Exercise ▸ Restate every line of the material, word for word.

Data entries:
......

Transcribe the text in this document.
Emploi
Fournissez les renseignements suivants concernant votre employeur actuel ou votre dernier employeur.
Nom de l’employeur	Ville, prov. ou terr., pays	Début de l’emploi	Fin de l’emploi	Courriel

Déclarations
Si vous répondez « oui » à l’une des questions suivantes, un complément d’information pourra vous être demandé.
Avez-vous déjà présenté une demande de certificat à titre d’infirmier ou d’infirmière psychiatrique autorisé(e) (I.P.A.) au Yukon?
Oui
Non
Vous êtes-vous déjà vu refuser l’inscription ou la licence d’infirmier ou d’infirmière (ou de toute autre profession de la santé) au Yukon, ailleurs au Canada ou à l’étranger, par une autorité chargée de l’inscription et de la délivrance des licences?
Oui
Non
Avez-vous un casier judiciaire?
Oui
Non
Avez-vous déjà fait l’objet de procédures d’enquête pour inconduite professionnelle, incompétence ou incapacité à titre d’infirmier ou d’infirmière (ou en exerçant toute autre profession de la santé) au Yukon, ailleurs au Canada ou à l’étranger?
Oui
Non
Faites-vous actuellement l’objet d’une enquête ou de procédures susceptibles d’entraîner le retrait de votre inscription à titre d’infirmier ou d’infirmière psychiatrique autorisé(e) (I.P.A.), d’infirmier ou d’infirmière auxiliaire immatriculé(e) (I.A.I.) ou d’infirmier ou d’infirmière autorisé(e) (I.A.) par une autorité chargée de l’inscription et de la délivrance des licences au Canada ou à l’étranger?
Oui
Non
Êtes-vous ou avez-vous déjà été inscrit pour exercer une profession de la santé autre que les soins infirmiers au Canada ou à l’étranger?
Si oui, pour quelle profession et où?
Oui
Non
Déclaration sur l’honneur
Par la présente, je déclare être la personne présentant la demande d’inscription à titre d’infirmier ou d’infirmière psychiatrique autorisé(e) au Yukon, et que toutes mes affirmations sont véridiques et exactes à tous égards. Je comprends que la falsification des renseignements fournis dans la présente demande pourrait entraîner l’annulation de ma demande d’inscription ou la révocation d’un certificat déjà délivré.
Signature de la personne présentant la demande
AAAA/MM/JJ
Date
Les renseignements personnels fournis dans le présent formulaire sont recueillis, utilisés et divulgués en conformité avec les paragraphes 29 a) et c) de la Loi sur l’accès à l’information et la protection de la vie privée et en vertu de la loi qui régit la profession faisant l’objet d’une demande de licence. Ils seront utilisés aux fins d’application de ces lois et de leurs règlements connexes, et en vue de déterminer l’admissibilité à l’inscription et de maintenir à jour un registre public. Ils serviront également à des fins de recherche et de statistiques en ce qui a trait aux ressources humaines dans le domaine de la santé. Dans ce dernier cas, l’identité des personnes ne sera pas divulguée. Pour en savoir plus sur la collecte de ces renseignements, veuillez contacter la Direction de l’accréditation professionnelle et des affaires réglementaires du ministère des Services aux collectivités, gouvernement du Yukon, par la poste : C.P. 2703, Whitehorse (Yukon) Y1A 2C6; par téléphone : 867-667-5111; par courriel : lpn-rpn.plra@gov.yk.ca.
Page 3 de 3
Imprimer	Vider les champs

......

Answer for this exercise ▸
Transcribe the text in this document.
Emploi
Fournissez les renseignements suivants concernant votre employeur actuel ou votre dernier employeur.
Nom de l’employeur	Ville, prov. ou terr., pays	Début de l’emploi	Fin de l’emploi	Courriel

Déclarations
Si vous répondez « oui » à l’une des questions suivantes, un complément d’information pourra vous être demandé.
Avez-vous déjà présenté une demande de certificat à titre d’infirmier ou d’infirmière psychiatrique autorisé(e) (I.P.A.) au Yukon?
Oui
Non
Vous êtes-vous déjà vu refuser l’inscription ou la licence d’infirmier ou d’infirmière (ou de toute autre profession de la santé) au Yukon, ailleurs au Canada ou à l’étranger, par une autorité chargée de l’inscription et de la délivrance des licences?
Oui
Non
Avez-vous un casier judiciaire?
Oui
Non
Avez-vous déjà fait l’objet de procédures d’enquête pour inconduite professionnelle, incompétence ou incapacité à titre d’infirmier ou d’infirmière (ou en exerçant toute autre profession de la santé) au Yukon, ailleurs au Canada ou à l’étranger?
Oui
Non
Faites-vous actuellement l’objet d’une enquête ou de procédures susceptibles d’entraîner le retrait de votre inscription à titre d’infirmier ou d’infirmière psychiatrique autorisé(e) (I.P.A.), d’infirmier ou d’infirmière auxiliaire immatriculé(e) (I.A.I.) ou d’infirmier ou d’infirmière autorisé(e) (I.A.) par une autorité chargée de l’inscription et de la délivrance des licences au Canada ou à l’étranger?
Oui
Non
Êtes-vous ou avez-vous déjà été inscrit pour exercer une profession de la santé autre que les soins infirmiers au Canada ou à l’étranger?
Si oui, pour quelle profession et où?
Oui
Non
Déclaration sur l’honneur
Par la présente, je déclare être la personne présentant la demande d’inscription à titre d’infirmier ou d’infirmière psychiatrique autorisé(e) au Yukon, et que toutes mes affirmations sont véridiques et exactes à tous égards. Je comprends que la falsification des renseignements fournis dans la présente demande pourrait entraîner l’annulation de ma demande d’inscription ou la révocation d’un certificat déjà délivré.
Signature de la personne présentant la demande
AAAA/MM/JJ
Date
Les renseignements personnels fournis dans le présent formulaire sont recueillis, utilisés et divulgués en conformité avec les paragraphes 29 a) et c) de la Loi sur l’accès à l’information et la protection de la vie privée et en vertu de la loi qui régit la profession faisant l’objet d’une demande de licence. Ils seront utilisés aux fins d’application de ces lois et de leurs règlements connexes, et en vue de déterminer l’admissibilité à l’inscription et de maintenir à jour un registre public. Ils serviront également à des fins de recherche et de statistiques en ce qui a trait aux ressources humaines dans le domaine de la santé. Dans ce dernier cas, l’identité des personnes ne sera pas divulguée. Pour en savoir plus sur la collecte de ces renseignements, veuillez contacter la Direction de l’accréditation professionnelle et des affaires réglementaires du ministère des Services aux collectivités, gouvernement du Yukon, par la poste : C.P. 2703, Whitehorse (Yukon) Y1A 2C6; par téléphone : 867-667-5111; par courriel : lpn-rpn.plra@gov.yk.ca.
Page 3 de 3
Imprimer	Vider les champs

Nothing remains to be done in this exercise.